▶ [TASK STATEMENT]:
Scan the entries below for "selection" and copy each line that holds it.

[Opening PROVIDED DATA section]

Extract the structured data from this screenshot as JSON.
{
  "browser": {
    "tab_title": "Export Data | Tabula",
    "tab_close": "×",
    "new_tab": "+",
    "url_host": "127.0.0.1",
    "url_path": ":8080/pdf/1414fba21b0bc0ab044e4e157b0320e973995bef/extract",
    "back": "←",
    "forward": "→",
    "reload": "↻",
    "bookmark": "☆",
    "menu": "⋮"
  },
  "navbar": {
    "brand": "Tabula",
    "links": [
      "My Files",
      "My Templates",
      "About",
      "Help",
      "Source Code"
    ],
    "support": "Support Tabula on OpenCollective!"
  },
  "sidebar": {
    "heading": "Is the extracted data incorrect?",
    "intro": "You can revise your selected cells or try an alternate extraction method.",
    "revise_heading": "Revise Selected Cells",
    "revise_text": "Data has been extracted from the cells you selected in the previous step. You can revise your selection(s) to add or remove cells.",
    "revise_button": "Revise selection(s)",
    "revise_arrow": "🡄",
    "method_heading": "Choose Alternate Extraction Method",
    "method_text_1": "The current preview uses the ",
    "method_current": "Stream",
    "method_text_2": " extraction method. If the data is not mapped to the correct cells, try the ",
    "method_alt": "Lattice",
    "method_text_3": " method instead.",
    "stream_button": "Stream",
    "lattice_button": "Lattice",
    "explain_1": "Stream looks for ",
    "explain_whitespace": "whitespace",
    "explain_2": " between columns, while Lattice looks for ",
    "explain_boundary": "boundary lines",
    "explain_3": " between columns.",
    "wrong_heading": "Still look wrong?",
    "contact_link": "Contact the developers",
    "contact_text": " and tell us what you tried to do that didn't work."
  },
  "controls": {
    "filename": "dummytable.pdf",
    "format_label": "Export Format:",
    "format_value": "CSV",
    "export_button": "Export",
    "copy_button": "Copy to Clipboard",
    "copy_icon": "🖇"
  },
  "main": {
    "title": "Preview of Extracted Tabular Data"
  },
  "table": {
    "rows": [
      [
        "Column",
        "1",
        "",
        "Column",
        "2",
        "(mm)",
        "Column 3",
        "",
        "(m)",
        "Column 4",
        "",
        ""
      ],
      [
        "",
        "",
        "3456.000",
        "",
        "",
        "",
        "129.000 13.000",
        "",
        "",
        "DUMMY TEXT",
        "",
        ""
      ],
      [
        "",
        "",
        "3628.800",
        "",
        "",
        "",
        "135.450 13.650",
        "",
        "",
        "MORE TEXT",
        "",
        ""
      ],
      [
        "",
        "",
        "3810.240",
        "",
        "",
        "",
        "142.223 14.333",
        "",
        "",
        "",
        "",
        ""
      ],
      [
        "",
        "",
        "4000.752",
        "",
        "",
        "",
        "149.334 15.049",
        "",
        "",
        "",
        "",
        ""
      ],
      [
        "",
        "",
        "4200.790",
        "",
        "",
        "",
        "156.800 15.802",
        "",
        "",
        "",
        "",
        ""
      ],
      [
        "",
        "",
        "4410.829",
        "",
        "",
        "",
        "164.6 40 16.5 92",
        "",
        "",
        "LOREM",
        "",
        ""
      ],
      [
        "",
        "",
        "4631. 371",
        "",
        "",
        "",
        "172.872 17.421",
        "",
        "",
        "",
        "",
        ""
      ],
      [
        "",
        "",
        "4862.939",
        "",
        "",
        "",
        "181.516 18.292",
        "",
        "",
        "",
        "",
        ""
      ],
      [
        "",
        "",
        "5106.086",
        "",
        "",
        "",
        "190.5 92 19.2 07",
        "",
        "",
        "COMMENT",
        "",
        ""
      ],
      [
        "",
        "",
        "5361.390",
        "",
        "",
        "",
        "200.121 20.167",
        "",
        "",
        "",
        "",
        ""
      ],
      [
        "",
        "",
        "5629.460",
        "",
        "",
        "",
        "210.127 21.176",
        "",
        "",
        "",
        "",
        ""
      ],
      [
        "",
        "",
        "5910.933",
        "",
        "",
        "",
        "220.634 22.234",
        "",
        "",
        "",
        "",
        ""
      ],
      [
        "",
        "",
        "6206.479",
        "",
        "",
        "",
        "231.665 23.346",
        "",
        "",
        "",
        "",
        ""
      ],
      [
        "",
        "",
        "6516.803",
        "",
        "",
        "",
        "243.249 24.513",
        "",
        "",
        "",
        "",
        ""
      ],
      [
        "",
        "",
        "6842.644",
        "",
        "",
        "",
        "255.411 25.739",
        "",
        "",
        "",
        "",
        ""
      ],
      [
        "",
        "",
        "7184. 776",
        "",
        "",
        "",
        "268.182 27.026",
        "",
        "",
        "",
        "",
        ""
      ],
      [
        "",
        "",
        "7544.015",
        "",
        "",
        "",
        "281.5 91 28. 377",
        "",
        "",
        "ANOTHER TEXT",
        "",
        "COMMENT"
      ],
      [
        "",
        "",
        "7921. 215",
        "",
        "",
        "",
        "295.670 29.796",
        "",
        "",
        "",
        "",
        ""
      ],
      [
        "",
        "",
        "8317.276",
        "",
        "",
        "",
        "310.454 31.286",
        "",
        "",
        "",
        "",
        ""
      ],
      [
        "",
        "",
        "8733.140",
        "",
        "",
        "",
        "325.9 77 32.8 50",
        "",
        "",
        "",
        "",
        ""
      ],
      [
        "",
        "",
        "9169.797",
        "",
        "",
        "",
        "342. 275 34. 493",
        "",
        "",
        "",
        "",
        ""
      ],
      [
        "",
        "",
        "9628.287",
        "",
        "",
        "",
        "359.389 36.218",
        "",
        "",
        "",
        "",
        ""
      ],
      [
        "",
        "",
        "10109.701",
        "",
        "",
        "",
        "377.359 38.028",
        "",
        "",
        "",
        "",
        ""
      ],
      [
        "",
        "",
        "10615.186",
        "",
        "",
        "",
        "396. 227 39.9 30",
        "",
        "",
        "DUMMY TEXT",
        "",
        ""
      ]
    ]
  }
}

[Closing PROVIDED DATA section]

▶ [ANSWER SPACE]:
    "revise_text": "Data has been extracted from the cells you selected in the previous step. You can revise your selection(s) to add or remove cells.",
    "revise_button": "Revise selection(s)",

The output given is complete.